YOUR GOAL -
Report how many lines of the following entries include the string "Muzeul"; respond with the number alone.

SUPPLIED RECORDS -
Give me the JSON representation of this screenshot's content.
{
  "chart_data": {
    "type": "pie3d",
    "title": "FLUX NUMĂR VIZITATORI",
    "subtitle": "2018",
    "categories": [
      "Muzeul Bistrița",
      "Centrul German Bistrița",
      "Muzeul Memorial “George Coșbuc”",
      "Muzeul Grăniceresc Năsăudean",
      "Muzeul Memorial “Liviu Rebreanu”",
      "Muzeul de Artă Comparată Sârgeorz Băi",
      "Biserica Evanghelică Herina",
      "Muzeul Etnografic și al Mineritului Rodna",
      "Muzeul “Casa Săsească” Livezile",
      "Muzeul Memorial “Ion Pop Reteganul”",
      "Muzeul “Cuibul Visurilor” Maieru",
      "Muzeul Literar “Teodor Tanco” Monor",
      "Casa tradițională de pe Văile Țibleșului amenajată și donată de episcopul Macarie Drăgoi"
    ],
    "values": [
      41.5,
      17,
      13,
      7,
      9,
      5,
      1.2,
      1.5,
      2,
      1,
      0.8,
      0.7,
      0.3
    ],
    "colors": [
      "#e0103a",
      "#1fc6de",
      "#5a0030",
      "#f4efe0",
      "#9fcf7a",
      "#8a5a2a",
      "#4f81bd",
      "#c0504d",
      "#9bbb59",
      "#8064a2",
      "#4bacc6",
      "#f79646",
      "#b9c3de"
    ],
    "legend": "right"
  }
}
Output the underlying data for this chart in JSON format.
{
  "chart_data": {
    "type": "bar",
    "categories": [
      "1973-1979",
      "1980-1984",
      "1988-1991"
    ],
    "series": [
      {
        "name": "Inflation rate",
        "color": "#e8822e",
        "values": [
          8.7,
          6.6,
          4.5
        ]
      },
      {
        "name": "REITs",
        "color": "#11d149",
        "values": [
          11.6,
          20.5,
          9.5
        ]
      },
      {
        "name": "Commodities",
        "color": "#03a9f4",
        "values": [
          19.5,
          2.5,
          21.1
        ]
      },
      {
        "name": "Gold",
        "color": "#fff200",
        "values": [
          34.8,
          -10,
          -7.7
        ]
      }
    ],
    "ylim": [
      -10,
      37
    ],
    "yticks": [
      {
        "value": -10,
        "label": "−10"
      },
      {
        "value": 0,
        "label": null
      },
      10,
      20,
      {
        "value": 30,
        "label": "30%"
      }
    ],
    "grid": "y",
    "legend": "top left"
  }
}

RIGHT ANSWER -
10